**Goal:** Records follow. Copy every line with "Market".

**Information supplied:**
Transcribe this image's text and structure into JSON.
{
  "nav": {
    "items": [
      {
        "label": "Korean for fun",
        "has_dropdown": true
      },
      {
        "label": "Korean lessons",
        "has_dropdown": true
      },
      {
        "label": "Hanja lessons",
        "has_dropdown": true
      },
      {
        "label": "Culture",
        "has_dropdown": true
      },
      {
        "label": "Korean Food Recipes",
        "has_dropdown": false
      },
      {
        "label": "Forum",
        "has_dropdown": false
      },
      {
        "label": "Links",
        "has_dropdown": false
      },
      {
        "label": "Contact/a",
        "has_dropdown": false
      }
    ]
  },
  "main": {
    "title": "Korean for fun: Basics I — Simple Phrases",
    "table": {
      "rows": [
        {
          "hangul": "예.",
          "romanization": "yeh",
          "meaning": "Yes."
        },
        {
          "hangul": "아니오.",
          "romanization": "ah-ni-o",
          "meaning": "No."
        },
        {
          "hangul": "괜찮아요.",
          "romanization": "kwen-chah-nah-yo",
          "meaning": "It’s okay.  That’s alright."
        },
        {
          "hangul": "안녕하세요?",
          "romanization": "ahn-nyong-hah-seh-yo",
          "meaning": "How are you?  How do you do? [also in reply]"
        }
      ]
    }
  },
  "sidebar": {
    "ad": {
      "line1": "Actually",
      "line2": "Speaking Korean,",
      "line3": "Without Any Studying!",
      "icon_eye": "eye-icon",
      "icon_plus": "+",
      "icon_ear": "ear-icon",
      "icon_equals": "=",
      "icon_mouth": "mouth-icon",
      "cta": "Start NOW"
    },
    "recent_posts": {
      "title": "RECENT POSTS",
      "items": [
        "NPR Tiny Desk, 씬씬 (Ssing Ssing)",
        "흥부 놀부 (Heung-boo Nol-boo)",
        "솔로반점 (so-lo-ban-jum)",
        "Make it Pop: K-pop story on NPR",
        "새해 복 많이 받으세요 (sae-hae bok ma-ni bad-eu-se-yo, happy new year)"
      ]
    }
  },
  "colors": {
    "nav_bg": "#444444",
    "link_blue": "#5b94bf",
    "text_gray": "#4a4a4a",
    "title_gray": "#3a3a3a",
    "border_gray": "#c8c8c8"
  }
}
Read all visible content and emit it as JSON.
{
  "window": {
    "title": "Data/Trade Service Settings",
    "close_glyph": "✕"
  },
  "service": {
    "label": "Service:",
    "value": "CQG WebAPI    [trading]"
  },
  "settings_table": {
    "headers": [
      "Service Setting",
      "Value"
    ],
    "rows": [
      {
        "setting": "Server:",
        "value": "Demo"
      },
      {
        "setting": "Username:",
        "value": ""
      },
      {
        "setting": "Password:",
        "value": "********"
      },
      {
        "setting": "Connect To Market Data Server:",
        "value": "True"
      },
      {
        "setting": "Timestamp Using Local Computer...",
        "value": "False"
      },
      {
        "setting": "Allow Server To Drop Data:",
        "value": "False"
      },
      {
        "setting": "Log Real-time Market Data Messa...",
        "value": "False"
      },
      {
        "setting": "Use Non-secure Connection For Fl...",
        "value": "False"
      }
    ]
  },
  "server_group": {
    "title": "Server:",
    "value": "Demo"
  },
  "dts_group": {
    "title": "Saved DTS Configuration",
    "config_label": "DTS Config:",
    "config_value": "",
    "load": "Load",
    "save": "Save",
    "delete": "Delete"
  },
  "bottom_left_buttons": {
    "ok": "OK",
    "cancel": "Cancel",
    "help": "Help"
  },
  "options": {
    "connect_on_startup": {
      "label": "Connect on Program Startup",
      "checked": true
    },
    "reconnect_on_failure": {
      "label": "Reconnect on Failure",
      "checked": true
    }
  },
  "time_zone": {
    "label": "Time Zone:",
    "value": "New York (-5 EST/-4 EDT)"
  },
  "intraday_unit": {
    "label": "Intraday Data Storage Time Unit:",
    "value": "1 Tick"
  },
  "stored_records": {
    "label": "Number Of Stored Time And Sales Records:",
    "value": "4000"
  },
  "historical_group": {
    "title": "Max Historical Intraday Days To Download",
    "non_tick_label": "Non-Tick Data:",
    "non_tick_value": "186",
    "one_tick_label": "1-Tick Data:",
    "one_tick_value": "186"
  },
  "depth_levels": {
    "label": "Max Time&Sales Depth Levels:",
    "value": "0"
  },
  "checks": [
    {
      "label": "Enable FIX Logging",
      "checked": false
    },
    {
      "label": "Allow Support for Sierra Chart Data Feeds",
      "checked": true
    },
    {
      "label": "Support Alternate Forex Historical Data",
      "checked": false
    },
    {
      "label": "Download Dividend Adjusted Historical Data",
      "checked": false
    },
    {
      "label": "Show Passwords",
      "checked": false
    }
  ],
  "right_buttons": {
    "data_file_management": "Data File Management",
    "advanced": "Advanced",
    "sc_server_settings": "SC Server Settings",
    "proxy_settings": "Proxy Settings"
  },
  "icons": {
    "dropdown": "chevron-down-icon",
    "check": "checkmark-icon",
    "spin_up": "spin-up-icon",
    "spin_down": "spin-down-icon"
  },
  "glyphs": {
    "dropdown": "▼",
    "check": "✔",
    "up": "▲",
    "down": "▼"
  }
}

**Exercise response:**
        "setting": "Connect To Market Data Server:",
        "setting": "Log Real-time Market Data Messa...",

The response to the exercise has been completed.